| PROBLEM DETAILS |
Go through the listing and return every line with "本土病例数" in it.

(begin)

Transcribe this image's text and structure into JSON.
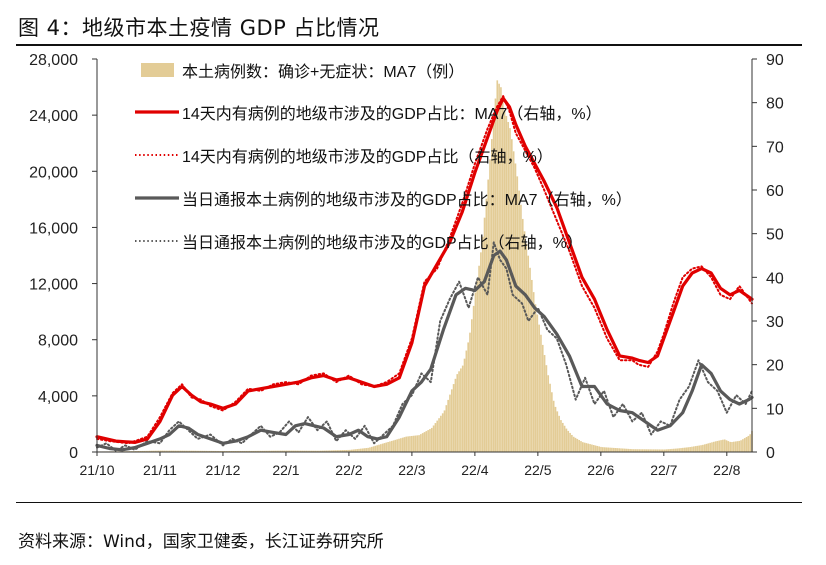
{
  "figure": {
    "title": "图  4：地级市本土疫情 GDP 占比情况",
    "source": "资料来源：Wind，国家卫健委，长江证券研究所"
  },
  "chart_data": {
    "type": "bar+line",
    "title": "地级市本土疫情 GDP 占比情况",
    "categories": [
      "21/10",
      "21/11",
      "21/12",
      "22/1",
      "22/2",
      "22/3",
      "22/4",
      "22/5",
      "22/6",
      "22/7",
      "22/8"
    ],
    "y_left": {
      "min": 0,
      "max": 28000,
      "ticks": [
        "0",
        "4,000",
        "8,000",
        "12,000",
        "16,000",
        "20,000",
        "24,000",
        "28,000"
      ]
    },
    "y_right": {
      "min": 0,
      "max": 90,
      "ticks": [
        "0",
        "10",
        "20",
        "30",
        "40",
        "50",
        "60",
        "70",
        "80",
        "90"
      ]
    },
    "x_range": [
      0,
      10.4
    ],
    "legend": [
      "本土病例数：确诊+无症状：MA7（例）",
      "14天内有病例的地级市涉及的GDP占比：MA7（右轴，%）",
      "14天内有病例的地级市涉及的GDP占比（右轴，%）",
      "当日通报本土病例的地级市涉及的GDP占比：MA7（右轴，%）",
      "当日通报本土病例的地级市涉及的GDP占比（右轴，%）"
    ],
    "colors": {
      "bars": "#e3cc96",
      "gdp14_ma7": "#e00000",
      "gdp14": "#e00000",
      "daily_ma7": "#595959",
      "daily": "#595959",
      "axis": "#333333"
    },
    "series": [
      {
        "name": "本土病例数：确诊+无症状：MA7（例）",
        "axis": "left",
        "kind": "bar",
        "points": [
          [
            0,
            40
          ],
          [
            0.5,
            60
          ],
          [
            1,
            100
          ],
          [
            1.5,
            90
          ],
          [
            2,
            70
          ],
          [
            2.5,
            80
          ],
          [
            3,
            100
          ],
          [
            3.5,
            90
          ],
          [
            4,
            150
          ],
          [
            4.3,
            300
          ],
          [
            4.6,
            700
          ],
          [
            4.9,
            1100
          ],
          [
            5.1,
            1200
          ],
          [
            5.3,
            1700
          ],
          [
            5.5,
            2900
          ],
          [
            5.7,
            5500
          ],
          [
            5.8,
            6200
          ],
          [
            5.9,
            8200
          ],
          [
            6.0,
            11500
          ],
          [
            6.1,
            14800
          ],
          [
            6.2,
            19500
          ],
          [
            6.28,
            23500
          ],
          [
            6.34,
            26500
          ],
          [
            6.4,
            26000
          ],
          [
            6.45,
            24500
          ],
          [
            6.55,
            23000
          ],
          [
            6.65,
            20000
          ],
          [
            6.75,
            16500
          ],
          [
            6.85,
            13500
          ],
          [
            6.95,
            10500
          ],
          [
            7.05,
            8000
          ],
          [
            7.15,
            5500
          ],
          [
            7.25,
            3400
          ],
          [
            7.35,
            2300
          ],
          [
            7.45,
            1600
          ],
          [
            7.55,
            1100
          ],
          [
            7.7,
            700
          ],
          [
            8,
            350
          ],
          [
            8.5,
            200
          ],
          [
            9,
            180
          ],
          [
            9.2,
            250
          ],
          [
            9.4,
            350
          ],
          [
            9.6,
            500
          ],
          [
            9.8,
            750
          ],
          [
            9.95,
            900
          ],
          [
            10.05,
            700
          ],
          [
            10.2,
            800
          ],
          [
            10.35,
            1200
          ],
          [
            10.4,
            1600
          ]
        ]
      },
      {
        "name": "14天内有病例的地级市涉及的GDP占比：MA7（右轴，%）",
        "axis": "right",
        "kind": "solid-line",
        "points": [
          [
            0,
            3.5
          ],
          [
            0.3,
            2.5
          ],
          [
            0.6,
            2.2
          ],
          [
            0.8,
            3
          ],
          [
            1,
            7
          ],
          [
            1.2,
            13
          ],
          [
            1.35,
            15
          ],
          [
            1.5,
            13
          ],
          [
            1.65,
            11.5
          ],
          [
            1.8,
            11
          ],
          [
            2,
            10
          ],
          [
            2.2,
            11
          ],
          [
            2.4,
            14
          ],
          [
            2.6,
            14.5
          ],
          [
            2.8,
            15
          ],
          [
            3,
            15.5
          ],
          [
            3.2,
            16
          ],
          [
            3.4,
            17
          ],
          [
            3.6,
            17.5
          ],
          [
            3.8,
            16.5
          ],
          [
            4,
            17
          ],
          [
            4.2,
            16
          ],
          [
            4.4,
            15
          ],
          [
            4.6,
            15.5
          ],
          [
            4.8,
            17
          ],
          [
            5,
            25
          ],
          [
            5.2,
            38
          ],
          [
            5.4,
            43
          ],
          [
            5.6,
            48
          ],
          [
            5.8,
            55
          ],
          [
            6,
            64
          ],
          [
            6.2,
            72
          ],
          [
            6.35,
            78
          ],
          [
            6.45,
            81
          ],
          [
            6.55,
            79
          ],
          [
            6.65,
            75
          ],
          [
            6.8,
            70
          ],
          [
            6.95,
            66
          ],
          [
            7.1,
            62
          ],
          [
            7.3,
            56
          ],
          [
            7.5,
            48
          ],
          [
            7.7,
            40
          ],
          [
            7.9,
            35
          ],
          [
            8.1,
            28
          ],
          [
            8.3,
            22
          ],
          [
            8.5,
            21.5
          ],
          [
            8.6,
            21
          ],
          [
            8.75,
            20.5
          ],
          [
            8.9,
            22
          ],
          [
            9.0,
            26
          ],
          [
            9.15,
            32
          ],
          [
            9.3,
            38
          ],
          [
            9.45,
            41
          ],
          [
            9.6,
            42
          ],
          [
            9.75,
            41
          ],
          [
            9.9,
            37.5
          ],
          [
            10.05,
            36
          ],
          [
            10.2,
            37
          ],
          [
            10.3,
            36
          ],
          [
            10.4,
            35
          ]
        ]
      },
      {
        "name": "14天内有病例的地级市涉及的GDP占比（右轴，%）",
        "axis": "right",
        "kind": "dotted-line",
        "points": [
          [
            0,
            3
          ],
          [
            0.2,
            2.5
          ],
          [
            0.5,
            2
          ],
          [
            0.8,
            3.5
          ],
          [
            1,
            8
          ],
          [
            1.2,
            13.5
          ],
          [
            1.35,
            15.5
          ],
          [
            1.5,
            12.5
          ],
          [
            1.65,
            12
          ],
          [
            1.8,
            10.5
          ],
          [
            2,
            9.5
          ],
          [
            2.2,
            11.5
          ],
          [
            2.4,
            14.5
          ],
          [
            2.6,
            14
          ],
          [
            2.8,
            15.5
          ],
          [
            3,
            16
          ],
          [
            3.2,
            15.5
          ],
          [
            3.4,
            17.5
          ],
          [
            3.6,
            18
          ],
          [
            3.8,
            16
          ],
          [
            4,
            17.5
          ],
          [
            4.2,
            15.5
          ],
          [
            4.4,
            15
          ],
          [
            4.6,
            16
          ],
          [
            4.8,
            18
          ],
          [
            5,
            26
          ],
          [
            5.2,
            39
          ],
          [
            5.4,
            42
          ],
          [
            5.6,
            49
          ],
          [
            5.8,
            57
          ],
          [
            6,
            66
          ],
          [
            6.2,
            74
          ],
          [
            6.35,
            79
          ],
          [
            6.45,
            81.5
          ],
          [
            6.55,
            78
          ],
          [
            6.65,
            73
          ],
          [
            6.8,
            69
          ],
          [
            6.95,
            65
          ],
          [
            7.1,
            60
          ],
          [
            7.3,
            53
          ],
          [
            7.5,
            46
          ],
          [
            7.7,
            38
          ],
          [
            7.9,
            33
          ],
          [
            8.1,
            26
          ],
          [
            8.3,
            21
          ],
          [
            8.5,
            21
          ],
          [
            8.6,
            20
          ],
          [
            8.75,
            19.5
          ],
          [
            8.9,
            23
          ],
          [
            9.0,
            27
          ],
          [
            9.15,
            34
          ],
          [
            9.3,
            40
          ],
          [
            9.45,
            42
          ],
          [
            9.6,
            42.5
          ],
          [
            9.75,
            40
          ],
          [
            9.9,
            36
          ],
          [
            10.05,
            35
          ],
          [
            10.2,
            38
          ],
          [
            10.3,
            36
          ],
          [
            10.4,
            34
          ]
        ]
      },
      {
        "name": "当日通报本土病例的地级市涉及的GDP占比：MA7（右轴，%）",
        "axis": "right",
        "kind": "solid-line",
        "points": [
          [
            0,
            1.5
          ],
          [
            0.2,
            0.8
          ],
          [
            0.4,
            0.5
          ],
          [
            0.6,
            1
          ],
          [
            0.8,
            2
          ],
          [
            1,
            3
          ],
          [
            1.15,
            4
          ],
          [
            1.3,
            6
          ],
          [
            1.45,
            5.5
          ],
          [
            1.6,
            4
          ],
          [
            1.8,
            3
          ],
          [
            2,
            2
          ],
          [
            2.2,
            2.5
          ],
          [
            2.4,
            3.5
          ],
          [
            2.6,
            5
          ],
          [
            2.8,
            4.5
          ],
          [
            3,
            4
          ],
          [
            3.15,
            6
          ],
          [
            3.3,
            6.5
          ],
          [
            3.45,
            6
          ],
          [
            3.6,
            5.5
          ],
          [
            3.8,
            3.5
          ],
          [
            4,
            4
          ],
          [
            4.15,
            5
          ],
          [
            4.3,
            3.5
          ],
          [
            4.45,
            3
          ],
          [
            4.6,
            3.5
          ],
          [
            4.8,
            8
          ],
          [
            5,
            14
          ],
          [
            5.15,
            16
          ],
          [
            5.3,
            19
          ],
          [
            5.5,
            28
          ],
          [
            5.7,
            36
          ],
          [
            5.85,
            37.5
          ],
          [
            6,
            37
          ],
          [
            6.15,
            39
          ],
          [
            6.3,
            45
          ],
          [
            6.4,
            46
          ],
          [
            6.5,
            44
          ],
          [
            6.65,
            38
          ],
          [
            6.8,
            36
          ],
          [
            6.95,
            33
          ],
          [
            7.1,
            31
          ],
          [
            7.3,
            27
          ],
          [
            7.5,
            22
          ],
          [
            7.7,
            15
          ],
          [
            7.9,
            15
          ],
          [
            8.1,
            11
          ],
          [
            8.3,
            9.5
          ],
          [
            8.5,
            9
          ],
          [
            8.7,
            7
          ],
          [
            8.9,
            5
          ],
          [
            9.1,
            6
          ],
          [
            9.3,
            9
          ],
          [
            9.45,
            14
          ],
          [
            9.6,
            20
          ],
          [
            9.75,
            18
          ],
          [
            9.9,
            14
          ],
          [
            10.05,
            12
          ],
          [
            10.2,
            11
          ],
          [
            10.35,
            12
          ],
          [
            10.4,
            12.5
          ]
        ]
      },
      {
        "name": "当日通报本土病例的地级市涉及的GDP占比（右轴，%）",
        "axis": "right",
        "kind": "dotted-line",
        "points": [
          [
            0,
            1
          ],
          [
            0.15,
            2
          ],
          [
            0.3,
            0.3
          ],
          [
            0.45,
            1.5
          ],
          [
            0.6,
            0.5
          ],
          [
            0.8,
            2.5
          ],
          [
            1,
            2
          ],
          [
            1.15,
            5
          ],
          [
            1.3,
            7
          ],
          [
            1.45,
            5
          ],
          [
            1.6,
            3
          ],
          [
            1.8,
            4
          ],
          [
            2,
            1.5
          ],
          [
            2.15,
            3
          ],
          [
            2.3,
            2
          ],
          [
            2.45,
            4
          ],
          [
            2.6,
            6
          ],
          [
            2.75,
            3.5
          ],
          [
            2.9,
            4.5
          ],
          [
            3.05,
            7
          ],
          [
            3.2,
            4.5
          ],
          [
            3.35,
            8
          ],
          [
            3.5,
            5
          ],
          [
            3.65,
            7
          ],
          [
            3.8,
            2.5
          ],
          [
            3.95,
            5
          ],
          [
            4.1,
            3
          ],
          [
            4.25,
            6
          ],
          [
            4.4,
            2
          ],
          [
            4.55,
            4
          ],
          [
            4.7,
            6
          ],
          [
            4.85,
            11
          ],
          [
            5,
            13
          ],
          [
            5.15,
            18
          ],
          [
            5.3,
            16
          ],
          [
            5.45,
            30
          ],
          [
            5.6,
            35
          ],
          [
            5.75,
            39
          ],
          [
            5.9,
            33
          ],
          [
            6.05,
            40
          ],
          [
            6.2,
            36
          ],
          [
            6.3,
            48
          ],
          [
            6.4,
            44
          ],
          [
            6.5,
            42
          ],
          [
            6.6,
            36
          ],
          [
            6.75,
            34
          ],
          [
            6.85,
            30
          ],
          [
            7,
            33
          ],
          [
            7.15,
            28
          ],
          [
            7.3,
            26
          ],
          [
            7.45,
            20
          ],
          [
            7.6,
            12
          ],
          [
            7.75,
            17
          ],
          [
            7.9,
            11
          ],
          [
            8.05,
            14
          ],
          [
            8.2,
            8
          ],
          [
            8.35,
            11
          ],
          [
            8.5,
            7
          ],
          [
            8.65,
            9
          ],
          [
            8.8,
            4
          ],
          [
            8.95,
            7
          ],
          [
            9.1,
            6
          ],
          [
            9.25,
            12
          ],
          [
            9.4,
            15
          ],
          [
            9.55,
            21
          ],
          [
            9.7,
            16
          ],
          [
            9.85,
            14
          ],
          [
            10.0,
            9
          ],
          [
            10.15,
            13
          ],
          [
            10.3,
            11
          ],
          [
            10.4,
            14
          ]
        ]
      }
    ]
  }
}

(end)

| OUTPUT OF THE TASK |
      "本土病例数：确诊+无症状：MA7（例）",
        "name": "本土病例数：确诊+无症状：MA7（例）",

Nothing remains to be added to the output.